GIVEN REQUEST
Write out the lines below word for word, starting at the line that contains "save-button[interactable]: Save...: [509, 139, 566, 155]" and ending at the line that contains "color-row: Color: Location: %: [293, 333, 470, 346]", with both of those lines included.

SUPPLIED DATA
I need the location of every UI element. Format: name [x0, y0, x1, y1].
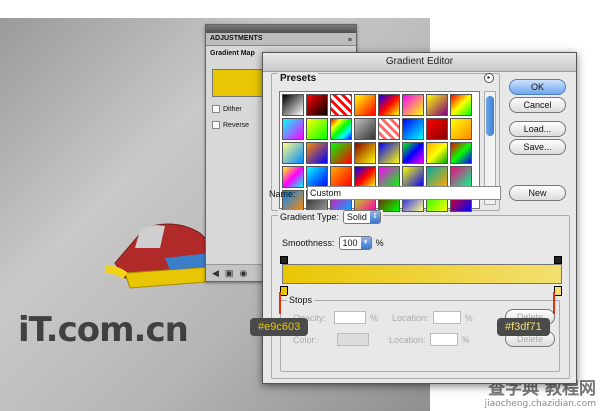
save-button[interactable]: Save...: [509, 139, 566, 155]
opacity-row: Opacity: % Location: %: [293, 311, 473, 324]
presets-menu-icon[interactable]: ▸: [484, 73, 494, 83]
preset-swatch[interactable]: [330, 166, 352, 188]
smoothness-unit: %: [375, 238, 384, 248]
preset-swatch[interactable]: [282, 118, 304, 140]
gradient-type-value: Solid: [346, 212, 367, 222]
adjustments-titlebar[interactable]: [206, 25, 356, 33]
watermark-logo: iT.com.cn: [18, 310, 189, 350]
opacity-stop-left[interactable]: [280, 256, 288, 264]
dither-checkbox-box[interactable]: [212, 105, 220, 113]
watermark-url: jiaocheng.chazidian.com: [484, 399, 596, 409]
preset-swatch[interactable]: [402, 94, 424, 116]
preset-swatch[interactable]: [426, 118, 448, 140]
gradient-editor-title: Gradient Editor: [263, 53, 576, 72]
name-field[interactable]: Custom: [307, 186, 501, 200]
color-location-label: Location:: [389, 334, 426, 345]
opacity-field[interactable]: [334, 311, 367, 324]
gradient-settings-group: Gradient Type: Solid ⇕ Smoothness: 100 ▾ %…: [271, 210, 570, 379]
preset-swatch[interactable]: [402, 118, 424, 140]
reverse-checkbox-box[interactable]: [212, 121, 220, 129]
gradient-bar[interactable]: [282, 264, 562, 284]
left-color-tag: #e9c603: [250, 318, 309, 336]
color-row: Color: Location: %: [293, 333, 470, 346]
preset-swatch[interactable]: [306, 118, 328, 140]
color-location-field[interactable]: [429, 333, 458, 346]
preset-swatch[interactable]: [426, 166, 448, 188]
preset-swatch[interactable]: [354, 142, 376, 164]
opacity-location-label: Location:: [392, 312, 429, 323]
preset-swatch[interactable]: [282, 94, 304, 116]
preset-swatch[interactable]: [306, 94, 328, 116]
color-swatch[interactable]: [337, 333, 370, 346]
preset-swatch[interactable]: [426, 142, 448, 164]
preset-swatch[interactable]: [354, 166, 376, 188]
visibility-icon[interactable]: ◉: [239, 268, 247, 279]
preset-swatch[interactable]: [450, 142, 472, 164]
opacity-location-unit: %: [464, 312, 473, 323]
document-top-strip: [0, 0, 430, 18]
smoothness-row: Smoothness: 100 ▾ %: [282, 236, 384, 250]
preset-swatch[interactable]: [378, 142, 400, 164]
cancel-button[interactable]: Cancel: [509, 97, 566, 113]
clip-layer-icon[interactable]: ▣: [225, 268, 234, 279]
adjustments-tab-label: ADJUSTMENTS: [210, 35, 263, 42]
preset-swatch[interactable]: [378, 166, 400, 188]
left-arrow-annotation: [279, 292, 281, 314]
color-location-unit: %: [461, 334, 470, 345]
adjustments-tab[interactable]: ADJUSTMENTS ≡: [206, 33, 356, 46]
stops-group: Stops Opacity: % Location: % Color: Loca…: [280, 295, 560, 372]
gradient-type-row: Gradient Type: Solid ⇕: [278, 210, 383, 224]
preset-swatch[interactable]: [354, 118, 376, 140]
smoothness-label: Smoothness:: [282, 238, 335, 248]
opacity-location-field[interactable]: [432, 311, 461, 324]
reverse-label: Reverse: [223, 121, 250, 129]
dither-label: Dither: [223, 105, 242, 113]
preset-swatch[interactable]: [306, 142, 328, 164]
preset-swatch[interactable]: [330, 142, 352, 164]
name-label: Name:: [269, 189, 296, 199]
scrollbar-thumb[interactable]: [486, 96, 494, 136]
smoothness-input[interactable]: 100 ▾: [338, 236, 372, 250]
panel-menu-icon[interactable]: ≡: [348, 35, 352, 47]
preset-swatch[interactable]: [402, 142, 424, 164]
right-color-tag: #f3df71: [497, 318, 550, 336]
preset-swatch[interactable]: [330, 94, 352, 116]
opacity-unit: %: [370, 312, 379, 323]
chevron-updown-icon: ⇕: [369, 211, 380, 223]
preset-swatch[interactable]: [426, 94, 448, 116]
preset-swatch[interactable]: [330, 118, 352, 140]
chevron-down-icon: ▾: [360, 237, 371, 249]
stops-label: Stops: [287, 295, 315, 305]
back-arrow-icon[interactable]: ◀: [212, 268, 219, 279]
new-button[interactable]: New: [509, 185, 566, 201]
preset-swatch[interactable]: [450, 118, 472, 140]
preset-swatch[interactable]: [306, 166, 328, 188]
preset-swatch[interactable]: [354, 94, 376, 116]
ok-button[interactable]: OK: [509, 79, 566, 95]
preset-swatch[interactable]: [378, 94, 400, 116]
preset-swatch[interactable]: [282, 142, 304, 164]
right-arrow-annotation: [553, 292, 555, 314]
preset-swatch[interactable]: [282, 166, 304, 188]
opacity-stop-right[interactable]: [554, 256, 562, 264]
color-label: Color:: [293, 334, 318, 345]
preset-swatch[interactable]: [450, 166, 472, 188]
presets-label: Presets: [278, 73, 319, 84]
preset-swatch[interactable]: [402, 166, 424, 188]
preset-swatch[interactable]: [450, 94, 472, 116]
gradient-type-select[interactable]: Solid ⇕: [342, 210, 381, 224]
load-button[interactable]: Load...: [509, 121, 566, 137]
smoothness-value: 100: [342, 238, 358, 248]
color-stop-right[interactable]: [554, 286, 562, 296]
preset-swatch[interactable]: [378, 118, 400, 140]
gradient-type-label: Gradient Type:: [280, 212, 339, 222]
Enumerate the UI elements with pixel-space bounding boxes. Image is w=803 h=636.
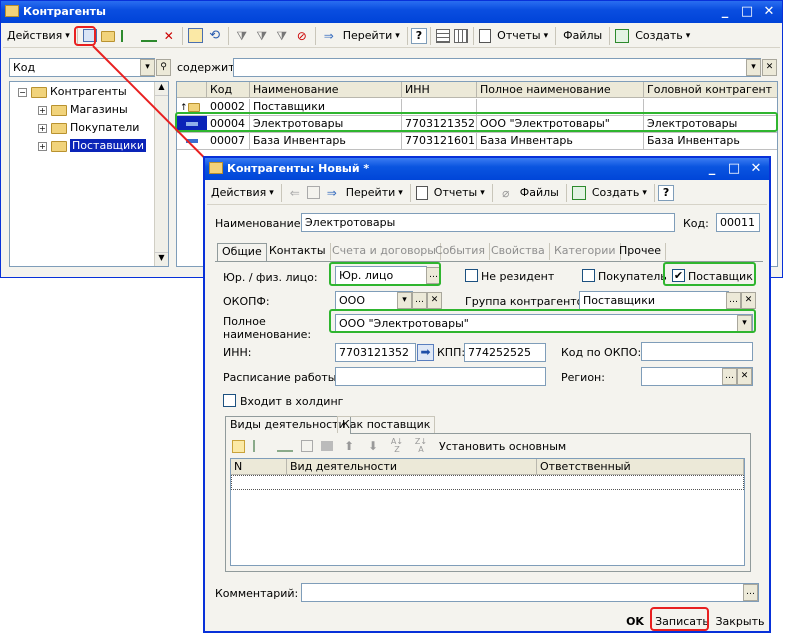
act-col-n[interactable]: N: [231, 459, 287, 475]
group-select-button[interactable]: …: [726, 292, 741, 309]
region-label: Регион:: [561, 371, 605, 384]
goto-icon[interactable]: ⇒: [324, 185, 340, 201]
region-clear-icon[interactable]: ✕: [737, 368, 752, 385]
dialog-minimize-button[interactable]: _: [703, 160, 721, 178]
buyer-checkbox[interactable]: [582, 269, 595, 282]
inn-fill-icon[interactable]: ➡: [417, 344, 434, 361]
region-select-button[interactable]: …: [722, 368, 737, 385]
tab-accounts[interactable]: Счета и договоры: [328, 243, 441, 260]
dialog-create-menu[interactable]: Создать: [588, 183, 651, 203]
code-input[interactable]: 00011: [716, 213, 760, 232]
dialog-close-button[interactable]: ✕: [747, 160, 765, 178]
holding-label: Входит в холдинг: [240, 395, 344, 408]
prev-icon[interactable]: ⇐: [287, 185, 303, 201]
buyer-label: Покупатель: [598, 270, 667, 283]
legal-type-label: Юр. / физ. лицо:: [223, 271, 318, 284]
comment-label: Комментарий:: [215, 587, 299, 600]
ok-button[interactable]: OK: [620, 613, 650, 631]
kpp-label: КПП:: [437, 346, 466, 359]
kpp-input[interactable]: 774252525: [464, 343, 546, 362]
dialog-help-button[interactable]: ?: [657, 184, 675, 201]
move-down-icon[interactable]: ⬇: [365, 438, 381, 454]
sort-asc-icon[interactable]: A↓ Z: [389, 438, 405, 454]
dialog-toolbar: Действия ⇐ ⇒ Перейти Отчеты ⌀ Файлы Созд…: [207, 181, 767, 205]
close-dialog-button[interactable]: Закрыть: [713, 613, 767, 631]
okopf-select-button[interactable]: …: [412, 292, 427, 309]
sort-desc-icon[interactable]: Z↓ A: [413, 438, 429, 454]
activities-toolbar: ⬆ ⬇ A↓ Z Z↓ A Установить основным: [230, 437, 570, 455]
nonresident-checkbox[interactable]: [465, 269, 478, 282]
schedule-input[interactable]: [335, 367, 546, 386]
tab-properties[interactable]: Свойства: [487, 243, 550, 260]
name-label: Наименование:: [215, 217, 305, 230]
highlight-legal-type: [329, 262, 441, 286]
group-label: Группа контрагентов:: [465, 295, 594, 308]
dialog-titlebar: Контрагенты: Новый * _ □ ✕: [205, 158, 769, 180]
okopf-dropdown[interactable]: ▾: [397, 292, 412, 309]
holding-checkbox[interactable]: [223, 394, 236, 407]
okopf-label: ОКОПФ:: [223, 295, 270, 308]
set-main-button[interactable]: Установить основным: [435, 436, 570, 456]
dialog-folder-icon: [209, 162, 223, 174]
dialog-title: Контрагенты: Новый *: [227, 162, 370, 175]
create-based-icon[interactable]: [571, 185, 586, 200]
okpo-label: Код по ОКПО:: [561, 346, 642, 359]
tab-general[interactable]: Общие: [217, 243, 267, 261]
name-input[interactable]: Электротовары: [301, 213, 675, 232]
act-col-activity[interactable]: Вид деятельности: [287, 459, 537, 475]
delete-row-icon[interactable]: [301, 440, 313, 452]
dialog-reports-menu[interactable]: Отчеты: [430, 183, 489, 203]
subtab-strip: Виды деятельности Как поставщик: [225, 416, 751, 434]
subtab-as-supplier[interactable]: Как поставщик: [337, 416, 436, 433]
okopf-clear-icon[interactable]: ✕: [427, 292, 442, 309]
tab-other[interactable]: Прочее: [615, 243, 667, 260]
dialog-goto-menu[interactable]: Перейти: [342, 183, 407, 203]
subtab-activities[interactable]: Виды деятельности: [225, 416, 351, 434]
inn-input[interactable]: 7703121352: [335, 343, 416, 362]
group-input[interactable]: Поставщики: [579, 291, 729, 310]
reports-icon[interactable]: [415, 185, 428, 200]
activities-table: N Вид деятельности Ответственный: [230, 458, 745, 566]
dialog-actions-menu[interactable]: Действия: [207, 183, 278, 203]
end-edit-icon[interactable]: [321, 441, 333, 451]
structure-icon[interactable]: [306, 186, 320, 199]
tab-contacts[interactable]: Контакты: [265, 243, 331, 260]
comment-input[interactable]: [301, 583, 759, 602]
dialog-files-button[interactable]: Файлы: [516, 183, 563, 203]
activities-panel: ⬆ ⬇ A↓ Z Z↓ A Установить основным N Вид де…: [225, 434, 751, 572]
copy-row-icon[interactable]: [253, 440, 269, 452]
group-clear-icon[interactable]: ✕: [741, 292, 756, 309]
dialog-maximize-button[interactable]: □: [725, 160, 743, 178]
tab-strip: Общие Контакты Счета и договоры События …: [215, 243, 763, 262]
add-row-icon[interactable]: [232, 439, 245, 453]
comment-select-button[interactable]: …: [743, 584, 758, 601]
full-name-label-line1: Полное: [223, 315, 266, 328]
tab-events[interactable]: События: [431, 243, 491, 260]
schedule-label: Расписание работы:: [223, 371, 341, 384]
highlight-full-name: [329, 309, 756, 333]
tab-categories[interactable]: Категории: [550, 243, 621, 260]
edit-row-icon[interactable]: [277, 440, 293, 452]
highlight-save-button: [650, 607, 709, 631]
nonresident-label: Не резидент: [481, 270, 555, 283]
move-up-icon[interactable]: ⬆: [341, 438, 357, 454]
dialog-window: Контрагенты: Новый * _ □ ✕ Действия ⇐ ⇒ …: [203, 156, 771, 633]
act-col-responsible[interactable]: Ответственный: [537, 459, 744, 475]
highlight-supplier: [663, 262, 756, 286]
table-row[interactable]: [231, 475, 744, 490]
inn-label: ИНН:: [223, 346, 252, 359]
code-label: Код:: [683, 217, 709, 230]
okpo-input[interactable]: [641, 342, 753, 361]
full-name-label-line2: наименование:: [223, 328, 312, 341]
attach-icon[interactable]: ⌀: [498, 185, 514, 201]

SOLUTION FOR THIS TASK
save-button[interactable]: Save...: [509, 139, 566, 155]
opacity-row: Opacity: % Location: %: [293, 311, 473, 324]
presets-menu-icon[interactable]: ▸: [484, 73, 494, 83]
preset-swatch[interactable]: [330, 166, 352, 188]
smoothness-unit: %: [375, 238, 384, 248]
preset-swatch[interactable]: [282, 118, 304, 140]
gradient-type-value: Solid: [346, 212, 367, 222]
adjustments-titlebar[interactable]: [206, 25, 356, 33]
watermark-logo: iT.com.cn: [18, 310, 189, 350]
opacity-stop-left[interactable]: [280, 256, 288, 264]
dither-checkbox-box[interactable]: [212, 105, 220, 113]
watermark-url: jiaocheng.chazidian.com: [484, 399, 596, 409]
preset-swatch[interactable]: [402, 94, 424, 116]
preset-swatch[interactable]: [426, 118, 448, 140]
gradient-editor-title: Gradient Editor: [263, 53, 576, 72]
name-field[interactable]: Custom: [307, 186, 501, 200]
color-location-label: Location:: [389, 334, 426, 345]
opacity-field[interactable]: [334, 311, 367, 324]
gradient-settings-group: Gradient Type: Solid ⇕ Smoothness: 100 ▾ %…: [271, 210, 570, 379]
preset-swatch[interactable]: [402, 118, 424, 140]
reverse-checkbox-box[interactable]: [212, 121, 220, 129]
gradient-bar[interactable]: [282, 264, 562, 284]
left-color-tag: #e9c603: [250, 318, 309, 336]
color-row: Color: Location: %: [293, 333, 470, 346]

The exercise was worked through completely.